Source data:
========

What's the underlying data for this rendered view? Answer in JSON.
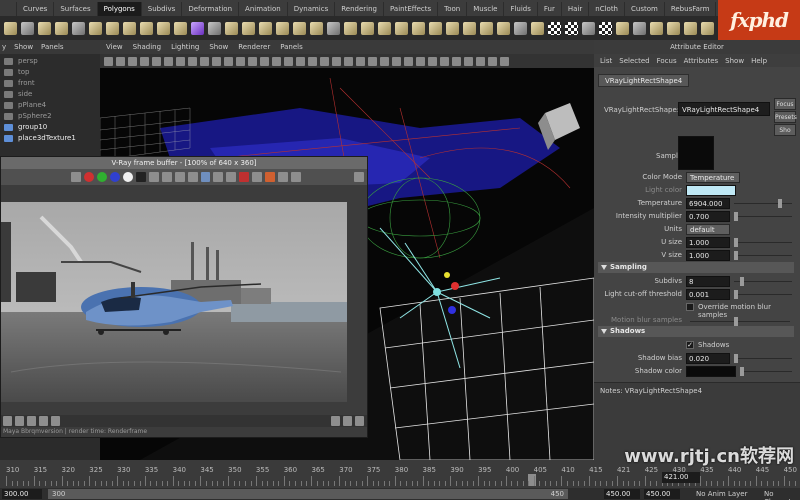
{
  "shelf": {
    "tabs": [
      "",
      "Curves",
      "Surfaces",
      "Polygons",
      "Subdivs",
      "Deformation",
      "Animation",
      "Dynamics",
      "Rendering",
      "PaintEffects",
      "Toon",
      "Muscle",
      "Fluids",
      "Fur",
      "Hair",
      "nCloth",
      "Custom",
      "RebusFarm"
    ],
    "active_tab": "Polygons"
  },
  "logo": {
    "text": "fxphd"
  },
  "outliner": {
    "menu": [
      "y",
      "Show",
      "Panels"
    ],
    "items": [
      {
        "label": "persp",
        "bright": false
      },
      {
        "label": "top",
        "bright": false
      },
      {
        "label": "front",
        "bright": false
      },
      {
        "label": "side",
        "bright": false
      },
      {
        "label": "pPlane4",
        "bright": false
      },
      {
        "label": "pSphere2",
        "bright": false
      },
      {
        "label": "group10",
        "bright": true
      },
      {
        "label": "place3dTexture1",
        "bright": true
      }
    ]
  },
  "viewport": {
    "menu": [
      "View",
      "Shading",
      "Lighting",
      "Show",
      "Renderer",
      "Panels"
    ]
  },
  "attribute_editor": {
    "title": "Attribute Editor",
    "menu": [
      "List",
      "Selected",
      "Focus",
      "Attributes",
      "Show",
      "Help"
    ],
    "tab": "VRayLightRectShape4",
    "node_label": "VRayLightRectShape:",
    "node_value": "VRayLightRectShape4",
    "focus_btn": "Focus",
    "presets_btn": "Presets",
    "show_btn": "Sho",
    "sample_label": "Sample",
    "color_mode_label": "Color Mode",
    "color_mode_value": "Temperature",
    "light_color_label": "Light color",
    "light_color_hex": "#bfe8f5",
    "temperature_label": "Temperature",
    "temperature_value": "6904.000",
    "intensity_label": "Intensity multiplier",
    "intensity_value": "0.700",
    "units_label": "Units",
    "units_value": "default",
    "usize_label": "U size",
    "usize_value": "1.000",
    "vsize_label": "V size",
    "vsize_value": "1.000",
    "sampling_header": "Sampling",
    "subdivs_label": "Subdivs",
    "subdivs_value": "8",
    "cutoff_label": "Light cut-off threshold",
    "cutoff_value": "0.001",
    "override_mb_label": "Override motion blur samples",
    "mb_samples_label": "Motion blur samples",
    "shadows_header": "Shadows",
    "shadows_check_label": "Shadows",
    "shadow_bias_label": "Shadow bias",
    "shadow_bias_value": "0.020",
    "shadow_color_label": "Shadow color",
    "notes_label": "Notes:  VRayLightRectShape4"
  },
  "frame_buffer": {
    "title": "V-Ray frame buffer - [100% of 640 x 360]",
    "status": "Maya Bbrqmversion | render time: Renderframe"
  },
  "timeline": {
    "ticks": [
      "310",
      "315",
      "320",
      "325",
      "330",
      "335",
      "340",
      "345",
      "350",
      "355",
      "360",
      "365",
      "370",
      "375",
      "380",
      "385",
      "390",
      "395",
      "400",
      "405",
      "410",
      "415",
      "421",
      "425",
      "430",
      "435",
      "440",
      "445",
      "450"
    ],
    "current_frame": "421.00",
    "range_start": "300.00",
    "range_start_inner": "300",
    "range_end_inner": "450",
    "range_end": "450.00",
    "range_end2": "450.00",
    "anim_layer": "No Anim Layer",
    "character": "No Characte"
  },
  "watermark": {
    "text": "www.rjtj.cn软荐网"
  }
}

========

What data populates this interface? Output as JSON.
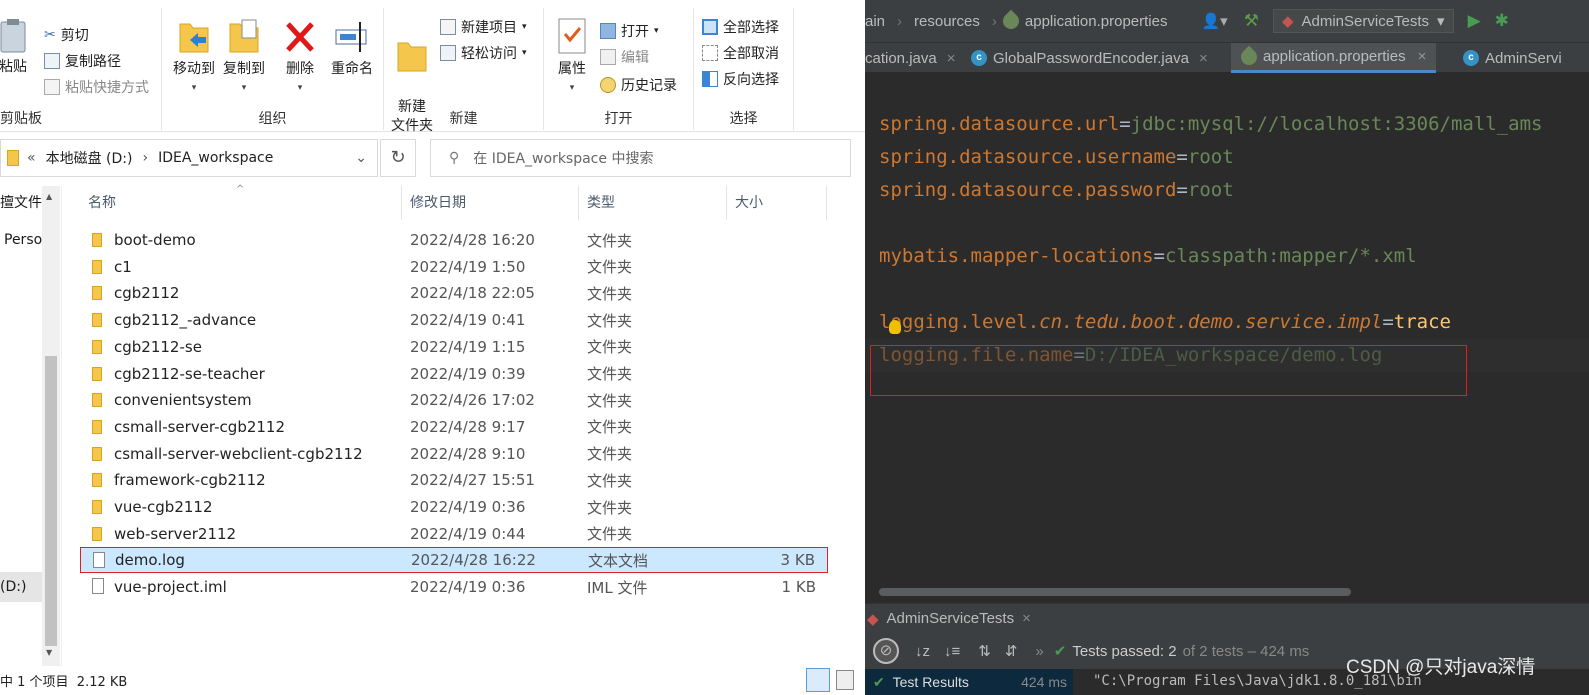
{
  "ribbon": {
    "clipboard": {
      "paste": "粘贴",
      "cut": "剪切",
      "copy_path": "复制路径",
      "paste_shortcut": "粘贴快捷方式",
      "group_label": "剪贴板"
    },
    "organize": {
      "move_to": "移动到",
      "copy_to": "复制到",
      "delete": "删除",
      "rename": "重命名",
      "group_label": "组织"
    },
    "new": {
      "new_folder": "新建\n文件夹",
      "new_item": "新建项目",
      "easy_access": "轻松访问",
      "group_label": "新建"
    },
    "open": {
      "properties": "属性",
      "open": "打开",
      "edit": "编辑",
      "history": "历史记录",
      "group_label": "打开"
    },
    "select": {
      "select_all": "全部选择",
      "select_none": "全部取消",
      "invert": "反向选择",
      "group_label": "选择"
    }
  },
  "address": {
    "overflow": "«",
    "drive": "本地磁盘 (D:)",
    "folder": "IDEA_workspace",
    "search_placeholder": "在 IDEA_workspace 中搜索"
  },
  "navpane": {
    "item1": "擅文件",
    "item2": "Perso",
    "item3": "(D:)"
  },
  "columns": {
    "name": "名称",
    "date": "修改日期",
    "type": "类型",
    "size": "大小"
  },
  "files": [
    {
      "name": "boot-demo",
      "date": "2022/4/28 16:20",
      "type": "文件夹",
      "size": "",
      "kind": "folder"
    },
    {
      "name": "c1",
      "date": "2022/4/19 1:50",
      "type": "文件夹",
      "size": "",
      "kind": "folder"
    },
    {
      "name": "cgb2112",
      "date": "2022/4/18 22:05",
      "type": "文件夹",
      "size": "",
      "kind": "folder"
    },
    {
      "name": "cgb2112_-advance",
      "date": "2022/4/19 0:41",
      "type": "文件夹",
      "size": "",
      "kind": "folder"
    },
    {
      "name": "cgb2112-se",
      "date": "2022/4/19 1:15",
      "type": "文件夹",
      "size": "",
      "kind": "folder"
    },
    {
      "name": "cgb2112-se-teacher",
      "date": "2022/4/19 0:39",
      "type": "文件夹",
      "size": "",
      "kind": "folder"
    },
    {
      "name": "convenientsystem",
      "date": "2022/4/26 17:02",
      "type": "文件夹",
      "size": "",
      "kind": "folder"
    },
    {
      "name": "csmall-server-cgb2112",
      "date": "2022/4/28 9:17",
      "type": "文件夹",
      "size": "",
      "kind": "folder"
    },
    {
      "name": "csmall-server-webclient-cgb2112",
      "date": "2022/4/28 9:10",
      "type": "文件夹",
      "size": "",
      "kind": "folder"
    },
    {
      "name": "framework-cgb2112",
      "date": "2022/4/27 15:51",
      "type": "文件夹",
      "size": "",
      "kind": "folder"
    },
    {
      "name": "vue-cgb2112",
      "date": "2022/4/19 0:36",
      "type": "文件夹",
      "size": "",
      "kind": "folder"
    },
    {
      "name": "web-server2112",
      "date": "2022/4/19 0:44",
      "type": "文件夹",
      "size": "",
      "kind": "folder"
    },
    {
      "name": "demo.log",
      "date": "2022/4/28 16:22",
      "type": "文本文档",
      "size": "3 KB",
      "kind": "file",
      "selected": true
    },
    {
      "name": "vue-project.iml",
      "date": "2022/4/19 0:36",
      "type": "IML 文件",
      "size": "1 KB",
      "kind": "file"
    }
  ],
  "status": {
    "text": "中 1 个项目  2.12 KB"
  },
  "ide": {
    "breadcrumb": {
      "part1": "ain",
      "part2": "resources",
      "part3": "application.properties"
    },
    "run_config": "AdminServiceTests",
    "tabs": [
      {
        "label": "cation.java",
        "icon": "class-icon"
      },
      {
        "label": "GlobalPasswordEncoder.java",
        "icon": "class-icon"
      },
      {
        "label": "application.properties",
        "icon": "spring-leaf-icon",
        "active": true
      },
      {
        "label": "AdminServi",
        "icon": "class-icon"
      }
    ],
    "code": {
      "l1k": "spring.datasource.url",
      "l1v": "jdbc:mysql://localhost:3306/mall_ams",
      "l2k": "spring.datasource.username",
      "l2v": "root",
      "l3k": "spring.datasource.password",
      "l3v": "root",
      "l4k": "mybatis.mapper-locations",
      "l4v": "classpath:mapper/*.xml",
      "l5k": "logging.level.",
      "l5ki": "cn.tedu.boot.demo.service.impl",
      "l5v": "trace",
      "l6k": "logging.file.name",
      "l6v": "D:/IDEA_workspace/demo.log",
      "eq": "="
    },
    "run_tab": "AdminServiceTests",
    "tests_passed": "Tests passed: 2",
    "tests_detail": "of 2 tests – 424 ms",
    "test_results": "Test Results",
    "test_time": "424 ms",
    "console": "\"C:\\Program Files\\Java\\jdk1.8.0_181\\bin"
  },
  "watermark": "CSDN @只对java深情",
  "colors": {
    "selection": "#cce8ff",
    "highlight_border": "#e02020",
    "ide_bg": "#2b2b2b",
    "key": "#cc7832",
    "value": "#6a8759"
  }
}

========

- [STATED PROBLEM] Whichever lines contain the string "watermark", select and copy them.

- [TASK ANSWER]
  "watermark": {
  "watermark": "CSDN @只对java深情",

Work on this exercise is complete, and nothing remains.